From the listing below, pull out all lines with "Unity" in them.
* * * * *
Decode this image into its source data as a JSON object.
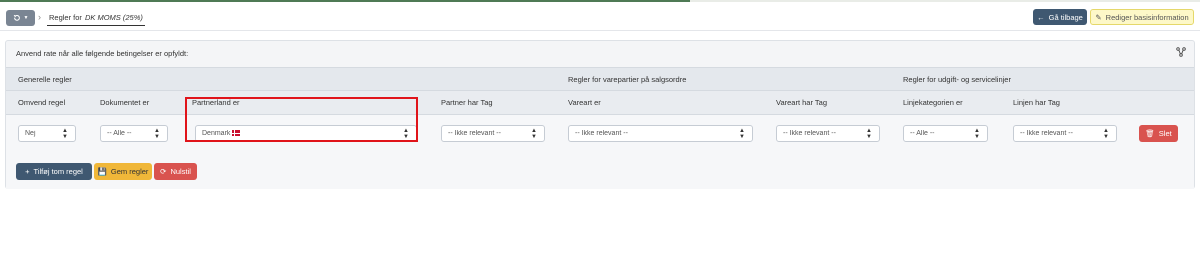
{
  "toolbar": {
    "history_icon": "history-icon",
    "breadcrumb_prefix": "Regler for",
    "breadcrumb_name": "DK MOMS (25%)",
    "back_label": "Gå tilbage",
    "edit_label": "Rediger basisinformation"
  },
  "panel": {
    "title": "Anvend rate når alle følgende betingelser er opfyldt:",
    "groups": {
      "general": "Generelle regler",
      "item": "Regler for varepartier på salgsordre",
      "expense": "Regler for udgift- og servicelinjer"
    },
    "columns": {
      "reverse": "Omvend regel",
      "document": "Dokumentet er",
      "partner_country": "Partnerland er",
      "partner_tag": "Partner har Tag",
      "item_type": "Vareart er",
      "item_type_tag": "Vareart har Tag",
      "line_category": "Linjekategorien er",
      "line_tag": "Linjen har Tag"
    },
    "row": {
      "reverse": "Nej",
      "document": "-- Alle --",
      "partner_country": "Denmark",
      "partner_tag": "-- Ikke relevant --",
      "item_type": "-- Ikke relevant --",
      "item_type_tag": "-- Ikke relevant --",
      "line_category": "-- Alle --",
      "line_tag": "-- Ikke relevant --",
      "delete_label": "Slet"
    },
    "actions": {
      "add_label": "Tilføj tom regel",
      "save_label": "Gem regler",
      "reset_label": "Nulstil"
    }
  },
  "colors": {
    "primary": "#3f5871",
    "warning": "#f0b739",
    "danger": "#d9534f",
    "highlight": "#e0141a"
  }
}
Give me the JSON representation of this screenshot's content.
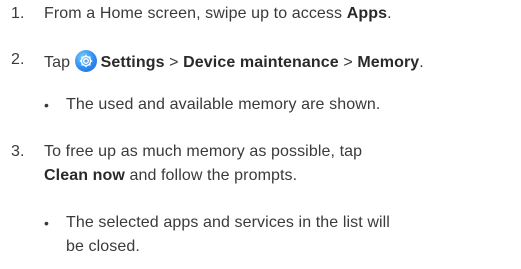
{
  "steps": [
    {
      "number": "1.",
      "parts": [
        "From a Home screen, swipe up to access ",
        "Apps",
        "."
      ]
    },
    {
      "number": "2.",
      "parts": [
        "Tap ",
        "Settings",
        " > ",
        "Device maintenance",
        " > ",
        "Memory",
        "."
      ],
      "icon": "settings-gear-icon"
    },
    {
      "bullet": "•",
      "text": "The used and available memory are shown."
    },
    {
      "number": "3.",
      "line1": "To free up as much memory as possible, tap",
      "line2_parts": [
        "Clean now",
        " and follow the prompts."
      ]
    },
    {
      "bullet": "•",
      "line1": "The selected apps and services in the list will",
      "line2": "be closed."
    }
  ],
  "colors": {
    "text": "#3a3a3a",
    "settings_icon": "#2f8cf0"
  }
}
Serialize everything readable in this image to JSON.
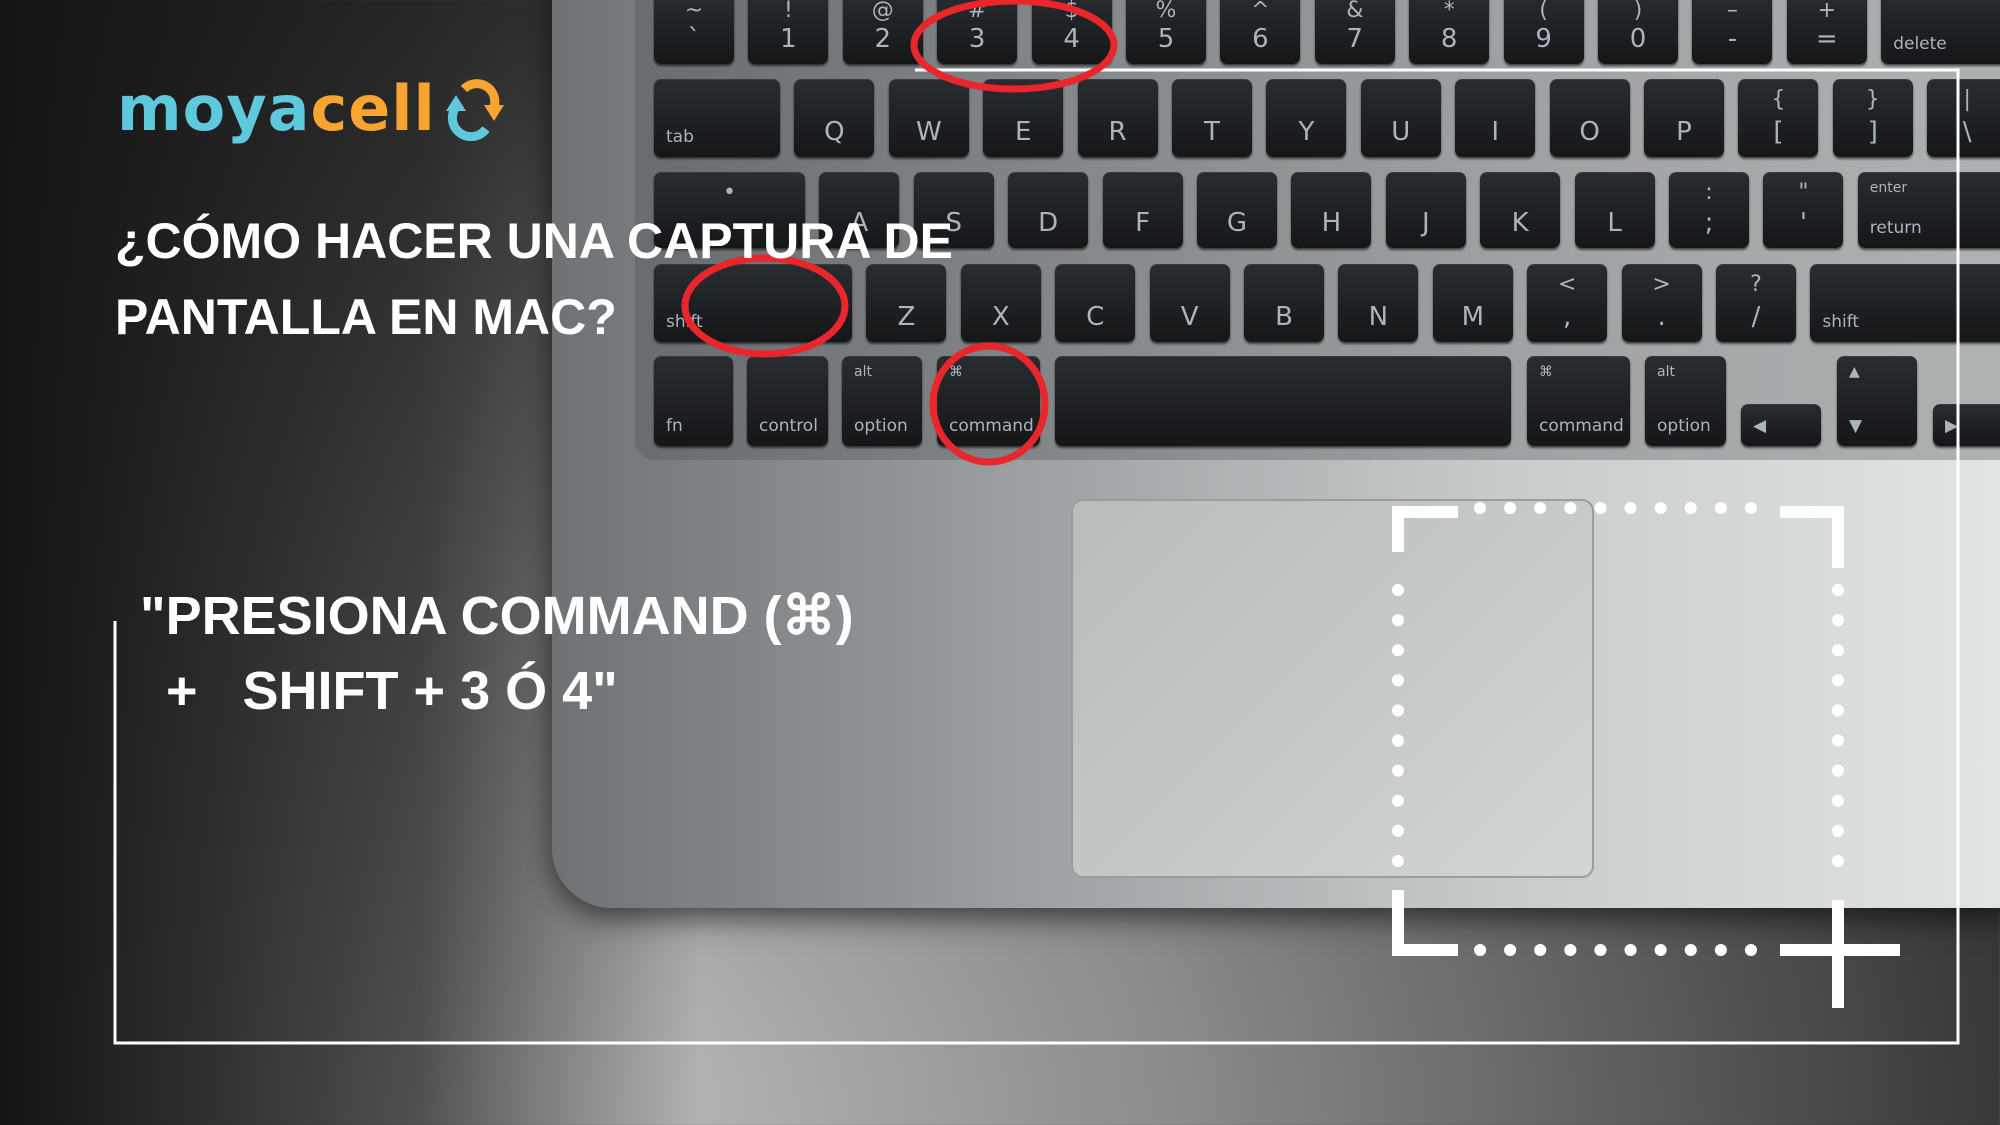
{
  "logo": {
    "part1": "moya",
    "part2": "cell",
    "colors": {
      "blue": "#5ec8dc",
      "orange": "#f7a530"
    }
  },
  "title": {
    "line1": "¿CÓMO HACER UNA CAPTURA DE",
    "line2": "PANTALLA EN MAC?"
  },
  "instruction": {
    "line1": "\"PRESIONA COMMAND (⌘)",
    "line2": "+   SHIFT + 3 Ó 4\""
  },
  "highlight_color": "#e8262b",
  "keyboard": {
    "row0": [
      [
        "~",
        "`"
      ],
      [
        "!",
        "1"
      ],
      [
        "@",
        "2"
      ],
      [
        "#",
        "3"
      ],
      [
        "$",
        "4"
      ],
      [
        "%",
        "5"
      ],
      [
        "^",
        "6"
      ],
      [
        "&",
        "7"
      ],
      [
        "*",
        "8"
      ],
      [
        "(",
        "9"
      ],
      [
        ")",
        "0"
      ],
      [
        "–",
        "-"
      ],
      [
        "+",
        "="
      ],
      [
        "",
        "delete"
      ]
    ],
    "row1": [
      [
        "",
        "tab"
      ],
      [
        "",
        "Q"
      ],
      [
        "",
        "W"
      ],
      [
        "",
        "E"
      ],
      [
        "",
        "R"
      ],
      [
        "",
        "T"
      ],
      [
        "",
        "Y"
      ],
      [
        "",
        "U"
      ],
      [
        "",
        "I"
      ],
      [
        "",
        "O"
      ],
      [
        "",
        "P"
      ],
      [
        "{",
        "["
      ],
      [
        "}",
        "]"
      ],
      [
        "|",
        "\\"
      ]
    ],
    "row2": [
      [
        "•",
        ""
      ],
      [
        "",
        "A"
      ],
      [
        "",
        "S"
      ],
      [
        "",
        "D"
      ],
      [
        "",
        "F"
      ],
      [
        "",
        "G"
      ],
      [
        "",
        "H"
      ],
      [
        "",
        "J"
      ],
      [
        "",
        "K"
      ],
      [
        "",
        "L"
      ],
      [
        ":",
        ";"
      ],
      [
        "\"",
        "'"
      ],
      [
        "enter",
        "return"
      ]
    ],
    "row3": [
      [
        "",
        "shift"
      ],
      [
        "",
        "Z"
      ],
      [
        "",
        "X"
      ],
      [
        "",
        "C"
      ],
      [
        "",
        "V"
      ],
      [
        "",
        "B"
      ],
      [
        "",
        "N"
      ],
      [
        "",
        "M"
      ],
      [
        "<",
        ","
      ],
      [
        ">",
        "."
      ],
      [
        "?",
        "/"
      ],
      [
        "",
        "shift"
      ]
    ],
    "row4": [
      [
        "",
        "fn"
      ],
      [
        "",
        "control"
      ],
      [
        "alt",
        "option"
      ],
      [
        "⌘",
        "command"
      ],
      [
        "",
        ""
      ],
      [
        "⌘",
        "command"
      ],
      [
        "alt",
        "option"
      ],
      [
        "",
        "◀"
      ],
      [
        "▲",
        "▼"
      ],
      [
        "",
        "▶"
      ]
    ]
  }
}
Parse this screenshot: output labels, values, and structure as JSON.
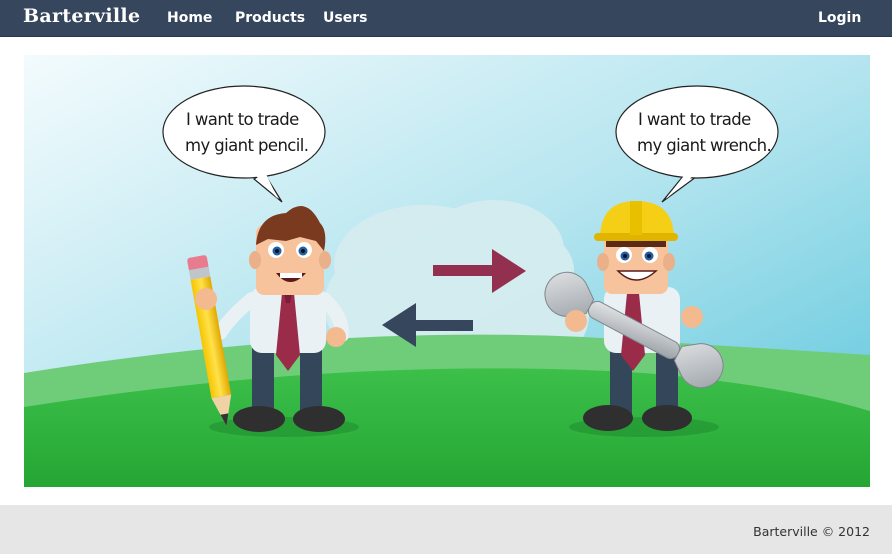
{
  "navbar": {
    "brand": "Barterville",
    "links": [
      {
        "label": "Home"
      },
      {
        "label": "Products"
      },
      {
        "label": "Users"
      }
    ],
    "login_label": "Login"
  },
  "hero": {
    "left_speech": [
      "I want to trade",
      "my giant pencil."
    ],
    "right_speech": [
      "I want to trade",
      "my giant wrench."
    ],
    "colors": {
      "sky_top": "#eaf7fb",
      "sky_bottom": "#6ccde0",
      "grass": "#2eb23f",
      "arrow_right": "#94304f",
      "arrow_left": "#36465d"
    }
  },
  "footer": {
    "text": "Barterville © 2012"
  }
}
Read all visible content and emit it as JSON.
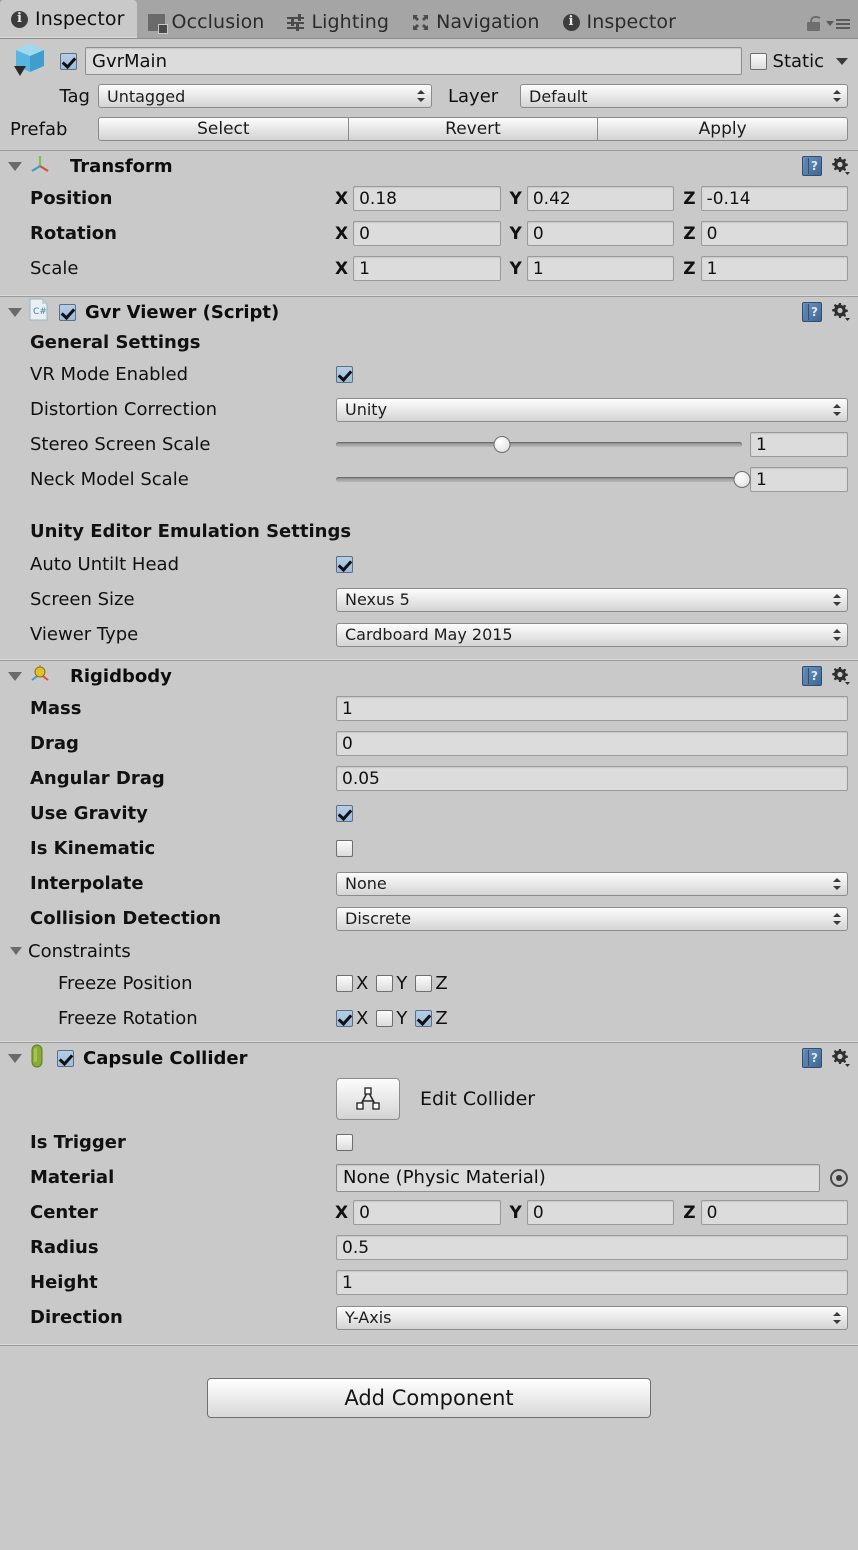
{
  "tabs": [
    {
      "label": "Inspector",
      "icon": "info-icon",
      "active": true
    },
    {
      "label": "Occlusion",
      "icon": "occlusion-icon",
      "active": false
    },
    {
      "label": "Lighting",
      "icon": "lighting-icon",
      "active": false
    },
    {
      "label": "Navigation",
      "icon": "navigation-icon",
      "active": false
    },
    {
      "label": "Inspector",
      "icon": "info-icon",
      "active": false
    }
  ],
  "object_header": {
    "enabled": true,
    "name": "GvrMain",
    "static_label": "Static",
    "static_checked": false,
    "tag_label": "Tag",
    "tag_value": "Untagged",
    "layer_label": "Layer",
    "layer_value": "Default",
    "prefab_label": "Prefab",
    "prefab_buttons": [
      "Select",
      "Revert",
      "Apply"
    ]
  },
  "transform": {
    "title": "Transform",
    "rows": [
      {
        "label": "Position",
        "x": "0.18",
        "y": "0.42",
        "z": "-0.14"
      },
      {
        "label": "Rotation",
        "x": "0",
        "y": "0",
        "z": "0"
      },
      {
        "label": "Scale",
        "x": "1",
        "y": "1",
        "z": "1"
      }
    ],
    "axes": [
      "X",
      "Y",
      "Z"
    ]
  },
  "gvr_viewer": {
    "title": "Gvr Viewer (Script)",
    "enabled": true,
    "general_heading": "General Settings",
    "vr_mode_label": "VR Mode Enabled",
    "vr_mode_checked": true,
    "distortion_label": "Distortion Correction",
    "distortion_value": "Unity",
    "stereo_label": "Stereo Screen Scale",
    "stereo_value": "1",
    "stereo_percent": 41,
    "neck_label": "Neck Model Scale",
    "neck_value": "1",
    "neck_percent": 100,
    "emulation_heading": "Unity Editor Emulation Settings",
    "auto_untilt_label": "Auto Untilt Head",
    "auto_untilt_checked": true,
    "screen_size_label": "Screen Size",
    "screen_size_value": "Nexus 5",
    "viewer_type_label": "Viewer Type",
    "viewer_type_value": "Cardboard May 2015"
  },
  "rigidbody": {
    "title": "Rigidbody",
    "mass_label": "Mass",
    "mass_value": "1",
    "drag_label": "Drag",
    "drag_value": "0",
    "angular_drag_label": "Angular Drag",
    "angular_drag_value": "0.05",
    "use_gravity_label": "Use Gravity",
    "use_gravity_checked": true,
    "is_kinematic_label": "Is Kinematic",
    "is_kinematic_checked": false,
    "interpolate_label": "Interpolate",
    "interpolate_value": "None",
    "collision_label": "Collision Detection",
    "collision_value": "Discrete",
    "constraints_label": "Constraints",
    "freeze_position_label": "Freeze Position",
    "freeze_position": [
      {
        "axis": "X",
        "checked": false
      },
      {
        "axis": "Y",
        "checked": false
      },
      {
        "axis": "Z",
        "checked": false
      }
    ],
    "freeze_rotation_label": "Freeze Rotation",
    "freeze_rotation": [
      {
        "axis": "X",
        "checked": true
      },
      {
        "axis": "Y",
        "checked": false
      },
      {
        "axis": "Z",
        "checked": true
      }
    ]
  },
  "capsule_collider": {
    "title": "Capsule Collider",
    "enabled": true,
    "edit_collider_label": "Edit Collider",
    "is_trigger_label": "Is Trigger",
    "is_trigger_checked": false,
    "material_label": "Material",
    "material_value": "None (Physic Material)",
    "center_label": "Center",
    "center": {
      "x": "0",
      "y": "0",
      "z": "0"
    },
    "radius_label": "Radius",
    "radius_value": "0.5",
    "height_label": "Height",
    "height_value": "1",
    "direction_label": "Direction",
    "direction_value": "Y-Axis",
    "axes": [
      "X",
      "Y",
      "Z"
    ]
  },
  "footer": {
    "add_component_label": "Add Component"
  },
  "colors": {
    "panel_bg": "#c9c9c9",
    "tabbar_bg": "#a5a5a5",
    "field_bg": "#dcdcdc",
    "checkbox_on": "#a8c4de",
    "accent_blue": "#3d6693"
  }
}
* * * * *
### SOLUTION TO THIS TASK
    "distortion_value": "Unity",
    "emulation_heading": "Unity Editor Emulation Settings",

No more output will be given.